Given problem: Below is some material; transcribe all of it exactly.

The input:
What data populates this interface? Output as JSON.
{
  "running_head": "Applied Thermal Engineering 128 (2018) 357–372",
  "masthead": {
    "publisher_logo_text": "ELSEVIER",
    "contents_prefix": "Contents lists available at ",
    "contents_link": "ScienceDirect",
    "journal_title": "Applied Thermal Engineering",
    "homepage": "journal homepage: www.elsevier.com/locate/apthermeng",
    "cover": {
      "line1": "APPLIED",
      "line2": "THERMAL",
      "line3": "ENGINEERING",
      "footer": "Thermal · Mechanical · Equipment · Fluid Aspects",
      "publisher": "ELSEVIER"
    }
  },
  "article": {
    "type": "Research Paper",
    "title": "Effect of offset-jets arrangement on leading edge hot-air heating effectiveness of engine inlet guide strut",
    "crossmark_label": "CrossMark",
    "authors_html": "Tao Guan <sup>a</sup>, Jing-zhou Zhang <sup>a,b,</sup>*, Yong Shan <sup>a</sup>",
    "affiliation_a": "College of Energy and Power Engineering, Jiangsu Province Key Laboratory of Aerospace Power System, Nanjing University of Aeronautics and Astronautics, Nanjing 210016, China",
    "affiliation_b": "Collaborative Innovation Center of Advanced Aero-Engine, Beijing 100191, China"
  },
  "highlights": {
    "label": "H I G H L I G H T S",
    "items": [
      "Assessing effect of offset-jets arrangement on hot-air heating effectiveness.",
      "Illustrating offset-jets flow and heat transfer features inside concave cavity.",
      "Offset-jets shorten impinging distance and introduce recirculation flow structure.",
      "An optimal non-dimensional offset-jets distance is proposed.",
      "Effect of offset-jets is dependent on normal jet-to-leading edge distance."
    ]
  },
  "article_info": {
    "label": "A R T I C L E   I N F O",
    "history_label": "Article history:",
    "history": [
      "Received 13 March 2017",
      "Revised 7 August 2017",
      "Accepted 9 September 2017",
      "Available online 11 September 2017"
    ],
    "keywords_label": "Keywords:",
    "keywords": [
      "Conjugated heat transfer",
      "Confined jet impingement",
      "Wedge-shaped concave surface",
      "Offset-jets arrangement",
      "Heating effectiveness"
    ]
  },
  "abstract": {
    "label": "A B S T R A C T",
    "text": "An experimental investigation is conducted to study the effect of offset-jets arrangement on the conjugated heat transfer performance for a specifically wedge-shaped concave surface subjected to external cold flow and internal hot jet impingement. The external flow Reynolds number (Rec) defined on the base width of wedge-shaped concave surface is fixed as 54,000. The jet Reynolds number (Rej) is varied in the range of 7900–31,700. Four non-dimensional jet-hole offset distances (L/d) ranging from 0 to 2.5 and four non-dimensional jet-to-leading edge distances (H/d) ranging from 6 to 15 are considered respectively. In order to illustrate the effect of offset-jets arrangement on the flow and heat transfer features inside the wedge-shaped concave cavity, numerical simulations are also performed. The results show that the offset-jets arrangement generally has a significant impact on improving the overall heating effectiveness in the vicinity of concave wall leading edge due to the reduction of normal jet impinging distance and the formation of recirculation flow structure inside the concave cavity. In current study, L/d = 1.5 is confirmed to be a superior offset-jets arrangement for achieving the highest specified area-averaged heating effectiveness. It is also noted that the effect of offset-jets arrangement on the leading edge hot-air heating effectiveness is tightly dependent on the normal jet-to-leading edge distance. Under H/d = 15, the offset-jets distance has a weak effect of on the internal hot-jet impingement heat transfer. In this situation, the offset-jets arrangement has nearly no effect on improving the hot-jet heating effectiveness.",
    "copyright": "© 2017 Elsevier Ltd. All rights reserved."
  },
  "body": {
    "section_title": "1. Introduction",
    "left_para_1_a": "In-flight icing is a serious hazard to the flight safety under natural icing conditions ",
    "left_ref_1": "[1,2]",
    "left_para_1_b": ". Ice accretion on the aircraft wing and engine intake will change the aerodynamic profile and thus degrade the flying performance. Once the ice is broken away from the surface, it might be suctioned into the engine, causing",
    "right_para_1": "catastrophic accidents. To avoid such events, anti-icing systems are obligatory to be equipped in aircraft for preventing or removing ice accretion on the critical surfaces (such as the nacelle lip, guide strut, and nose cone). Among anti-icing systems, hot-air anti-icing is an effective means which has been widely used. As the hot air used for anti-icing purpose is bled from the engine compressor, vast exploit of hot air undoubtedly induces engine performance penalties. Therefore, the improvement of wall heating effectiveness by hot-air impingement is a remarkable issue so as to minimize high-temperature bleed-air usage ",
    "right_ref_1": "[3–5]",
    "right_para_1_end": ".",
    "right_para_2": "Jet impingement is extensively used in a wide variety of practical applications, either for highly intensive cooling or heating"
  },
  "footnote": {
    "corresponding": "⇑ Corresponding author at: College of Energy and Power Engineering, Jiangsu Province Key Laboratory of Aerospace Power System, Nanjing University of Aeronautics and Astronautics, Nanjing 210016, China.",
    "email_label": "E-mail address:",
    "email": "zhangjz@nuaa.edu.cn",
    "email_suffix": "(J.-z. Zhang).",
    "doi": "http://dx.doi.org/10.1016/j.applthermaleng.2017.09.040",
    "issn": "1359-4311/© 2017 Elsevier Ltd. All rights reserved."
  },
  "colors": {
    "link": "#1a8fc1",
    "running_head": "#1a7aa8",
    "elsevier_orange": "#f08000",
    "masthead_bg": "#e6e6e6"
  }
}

Task output:
What data populates this interface? Output as JSON.
{
  "running_head": "Applied Thermal Engineering 128 (2018) 357–372",
  "masthead": {
    "publisher_logo_text": "ELSEVIER",
    "contents_prefix": "Contents lists available at ",
    "contents_link": "ScienceDirect",
    "journal_title": "Applied Thermal Engineering",
    "homepage": "journal homepage: www.elsevier.com/locate/apthermeng",
    "cover": {
      "line1": "APPLIED",
      "line2": "THERMAL",
      "line3": "ENGINEERING",
      "footer": "Thermal · Mechanical · Equipment · Fluid Aspects",
      "publisher": "ELSEVIER"
    }
  },
  "article": {
    "type": "Research Paper",
    "title": "Effect of offset-jets arrangement on leading edge hot-air heating effectiveness of engine inlet guide strut",
    "crossmark_label": "CrossMark",
    "authors_html": "Tao Guan <sup>a</sup>, Jing-zhou Zhang <sup>a,b,</sup>*, Yong Shan <sup>a</sup>",
    "affiliation_a": "College of Energy and Power Engineering, Jiangsu Province Key Laboratory of Aerospace Power System, Nanjing University of Aeronautics and Astronautics, Nanjing 210016, China",
    "affiliation_b": "Collaborative Innovation Center of Advanced Aero-Engine, Beijing 100191, China"
  },
  "highlights": {
    "label": "H I G H L I G H T S",
    "items": [
      "Assessing effect of offset-jets arrangement on hot-air heating effectiveness.",
      "Illustrating offset-jets flow and heat transfer features inside concave cavity.",
      "Offset-jets shorten impinging distance and introduce recirculation flow structure.",
      "An optimal non-dimensional offset-jets distance is proposed.",
      "Effect of offset-jets is dependent on normal jet-to-leading edge distance."
    ]
  },
  "article_info": {
    "label": "A R T I C L E   I N F O",
    "history_label": "Article history:",
    "history": [
      "Received 13 March 2017",
      "Revised 7 August 2017",
      "Accepted 9 September 2017",
      "Available online 11 September 2017"
    ],
    "keywords_label": "Keywords:",
    "keywords": [
      "Conjugated heat transfer",
      "Confined jet impingement",
      "Wedge-shaped concave surface",
      "Offset-jets arrangement",
      "Heating effectiveness"
    ]
  },
  "abstract": {
    "label": "A B S T R A C T",
    "text": "An experimental investigation is conducted to study the effect of offset-jets arrangement on the conjugated heat transfer performance for a specifically wedge-shaped concave surface subjected to external cold flow and internal hot jet impingement. The external flow Reynolds number (Rec) defined on the base width of wedge-shaped concave surface is fixed as 54,000. The jet Reynolds number (Rej) is varied in the range of 7900–31,700. Four non-dimensional jet-hole offset distances (L/d) ranging from 0 to 2.5 and four non-dimensional jet-to-leading edge distances (H/d) ranging from 6 to 15 are considered respectively. In order to illustrate the effect of offset-jets arrangement on the flow and heat transfer features inside the wedge-shaped concave cavity, numerical simulations are also performed. The results show that the offset-jets arrangement generally has a significant impact on improving the overall heating effectiveness in the vicinity of concave wall leading edge due to the reduction of normal jet impinging distance and the formation of recirculation flow structure inside the concave cavity. In current study, L/d = 1.5 is confirmed to be a superior offset-jets arrangement for achieving the highest specified area-averaged heating effectiveness. It is also noted that the effect of offset-jets arrangement on the leading edge hot-air heating effectiveness is tightly dependent on the normal jet-to-leading edge distance. Under H/d = 15, the offset-jets distance has a weak effect of on the internal hot-jet impingement heat transfer. In this situation, the offset-jets arrangement has nearly no effect on improving the hot-jet heating effectiveness.",
    "copyright": "© 2017 Elsevier Ltd. All rights reserved."
  },
  "body": {
    "section_title": "1. Introduction",
    "left_para_1_a": "In-flight icing is a serious hazard to the flight safety under natural icing conditions ",
    "left_ref_1": "[1,2]",
    "left_para_1_b": ". Ice accretion on the aircraft wing and engine intake will change the aerodynamic profile and thus degrade the flying performance. Once the ice is broken away from the surface, it might be suctioned into the engine, causing",
    "right_para_1": "catastrophic accidents. To avoid such events, anti-icing systems are obligatory to be equipped in aircraft for preventing or removing ice accretion on the critical surfaces (such as the nacelle lip, guide strut, and nose cone). Among anti-icing systems, hot-air anti-icing is an effective means which has been widely used. As the hot air used for anti-icing purpose is bled from the engine compressor, vast exploit of hot air undoubtedly induces engine performance penalties. Therefore, the improvement of wall heating effectiveness by hot-air impingement is a remarkable issue so as to minimize high-temperature bleed-air usage ",
    "right_ref_1": "[3–5]",
    "right_para_1_end": ".",
    "right_para_2": "Jet impingement is extensively used in a wide variety of practical applications, either for highly intensive cooling or heating"
  },
  "footnote": {
    "corresponding": "⇑ Corresponding author at: College of Energy and Power Engineering, Jiangsu Province Key Laboratory of Aerospace Power System, Nanjing University of Aeronautics and Astronautics, Nanjing 210016, China.",
    "email_label": "E-mail address:",
    "email": "zhangjz@nuaa.edu.cn",
    "email_suffix": "(J.-z. Zhang).",
    "doi": "http://dx.doi.org/10.1016/j.applthermaleng.2017.09.040",
    "issn": "1359-4311/© 2017 Elsevier Ltd. All rights reserved."
  },
  "colors": {
    "link": "#1a8fc1",
    "running_head": "#1a7aa8",
    "elsevier_orange": "#f08000",
    "masthead_bg": "#e6e6e6"
  }
}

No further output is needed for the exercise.